#### Exercise inputs ####
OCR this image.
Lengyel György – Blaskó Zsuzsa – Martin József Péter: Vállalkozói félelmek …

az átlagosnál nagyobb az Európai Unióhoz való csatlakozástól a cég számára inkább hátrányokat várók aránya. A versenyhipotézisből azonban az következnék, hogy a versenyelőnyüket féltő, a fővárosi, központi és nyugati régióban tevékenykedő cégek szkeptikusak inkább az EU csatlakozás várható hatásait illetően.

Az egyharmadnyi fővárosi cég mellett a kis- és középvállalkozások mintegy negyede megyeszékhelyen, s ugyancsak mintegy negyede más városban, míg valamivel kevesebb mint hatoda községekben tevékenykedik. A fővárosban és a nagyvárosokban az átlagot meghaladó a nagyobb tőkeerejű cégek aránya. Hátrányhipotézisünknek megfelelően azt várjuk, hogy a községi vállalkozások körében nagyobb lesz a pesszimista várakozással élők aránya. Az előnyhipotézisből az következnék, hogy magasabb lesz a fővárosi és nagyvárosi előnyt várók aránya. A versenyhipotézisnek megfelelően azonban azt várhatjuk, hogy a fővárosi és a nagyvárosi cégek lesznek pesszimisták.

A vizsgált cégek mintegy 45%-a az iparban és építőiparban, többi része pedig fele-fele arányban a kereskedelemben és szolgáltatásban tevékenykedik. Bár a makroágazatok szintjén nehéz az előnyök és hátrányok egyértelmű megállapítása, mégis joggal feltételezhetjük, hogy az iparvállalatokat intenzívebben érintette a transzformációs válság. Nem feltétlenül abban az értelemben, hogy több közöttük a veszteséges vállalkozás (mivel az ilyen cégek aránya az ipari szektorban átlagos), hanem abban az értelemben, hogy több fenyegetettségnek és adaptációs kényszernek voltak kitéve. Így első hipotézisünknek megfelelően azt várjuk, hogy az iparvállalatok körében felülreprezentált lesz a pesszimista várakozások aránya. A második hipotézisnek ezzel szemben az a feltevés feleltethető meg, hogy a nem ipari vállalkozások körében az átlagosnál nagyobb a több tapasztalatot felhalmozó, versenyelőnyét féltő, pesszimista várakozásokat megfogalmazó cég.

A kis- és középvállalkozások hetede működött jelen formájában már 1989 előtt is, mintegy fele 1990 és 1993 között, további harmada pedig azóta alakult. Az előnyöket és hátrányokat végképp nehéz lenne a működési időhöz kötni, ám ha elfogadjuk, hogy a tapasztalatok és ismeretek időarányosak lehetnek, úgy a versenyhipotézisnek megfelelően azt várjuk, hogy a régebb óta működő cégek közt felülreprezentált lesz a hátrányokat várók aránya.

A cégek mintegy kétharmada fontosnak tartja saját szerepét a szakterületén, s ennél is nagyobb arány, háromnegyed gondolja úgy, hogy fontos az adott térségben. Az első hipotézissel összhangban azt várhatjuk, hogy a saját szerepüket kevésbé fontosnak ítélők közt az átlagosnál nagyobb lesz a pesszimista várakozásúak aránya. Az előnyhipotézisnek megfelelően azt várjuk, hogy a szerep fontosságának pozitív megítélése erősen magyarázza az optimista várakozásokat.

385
####
**Work to do**
Transcribe each entry precisely, missing none.

**Answer to the problem**
OCR this image.
Lengyel György – Blaskó Zsuzsa – Martin József Péter: Vállalkozói félelmek …

az átlagosnál nagyobb az Európai Unióhoz való csatlakozástól a cég számára inkább hátrányokat várók aránya. A versenyhipotézisből azonban az következnék, hogy a versenyelőnyüket féltő, a fővárosi, központi és nyugati régióban tevékenykedő cégek szkeptikusak inkább az EU csatlakozás várható hatásait illetően.

Az egyharmadnyi fővárosi cég mellett a kis- és középvállalkozások mintegy negyede megyeszékhelyen, s ugyancsak mintegy negyede más városban, míg valamivel kevesebb mint hatoda községekben tevékenykedik. A fővárosban és a nagyvárosokban az átlagot meghaladó a nagyobb tőkeerejű cégek aránya. Hátrányhipotézisünknek megfelelően azt várjuk, hogy a községi vállalkozások körében nagyobb lesz a pesszimista várakozással élők aránya. Az előnyhipotézisből az következnék, hogy magasabb lesz a fővárosi és nagyvárosi előnyt várók aránya. A versenyhipotézisnek megfelelően azonban azt várhatjuk, hogy a fővárosi és a nagyvárosi cégek lesznek pesszimisták.

A vizsgált cégek mintegy 45%-a az iparban és építőiparban, többi része pedig fele-fele arányban a kereskedelemben és szolgáltatásban tevékenykedik. Bár a makroágazatok szintjén nehéz az előnyök és hátrányok egyértelmű megállapítása, mégis joggal feltételezhetjük, hogy az iparvállalatokat intenzívebben érintette a transzformációs válság. Nem feltétlenül abban az értelemben, hogy több közöttük a veszteséges vállalkozás (mivel az ilyen cégek aránya az ipari szektorban átlagos), hanem abban az értelemben, hogy több fenyegetettségnek és adaptációs kényszernek voltak kitéve. Így első hipotézisünknek megfelelően azt várjuk, hogy az iparvállalatok körében felülreprezentált lesz a pesszimista várakozások aránya. A második hipotézisnek ezzel szemben az a feltevés feleltethető meg, hogy a nem ipari vállalkozások körében az átlagosnál nagyobb a több tapasztalatot felhalmozó, versenyelőnyét féltő, pesszimista várakozásokat megfogalmazó cég.

A kis- és középvállalkozások hetede működött jelen formájában már 1989 előtt is, mintegy fele 1990 és 1993 között, további harmada pedig azóta alakult. Az előnyöket és hátrányokat végképp nehéz lenne a működési időhöz kötni, ám ha elfogadjuk, hogy a tapasztalatok és ismeretek időarányosak lehetnek, úgy a versenyhipotézisnek megfelelően azt várjuk, hogy a régebb óta működő cégek közt felülreprezentált lesz a hátrányokat várók aránya.

A cégek mintegy kétharmada fontosnak tartja saját szerepét a szakterületén, s ennél is nagyobb arány, háromnegyed gondolja úgy, hogy fontos az adott térségben. Az első hipotézissel összhangban azt várhatjuk, hogy a saját szerepüket kevésbé fontosnak ítélők közt az átlagosnál nagyobb lesz a pesszimista várakozásúak aránya. Az előnyhipotézisnek megfelelően azt várjuk, hogy a szerep fontosságának pozitív megítélése erősen magyarázza az optimista várakozásokat.

385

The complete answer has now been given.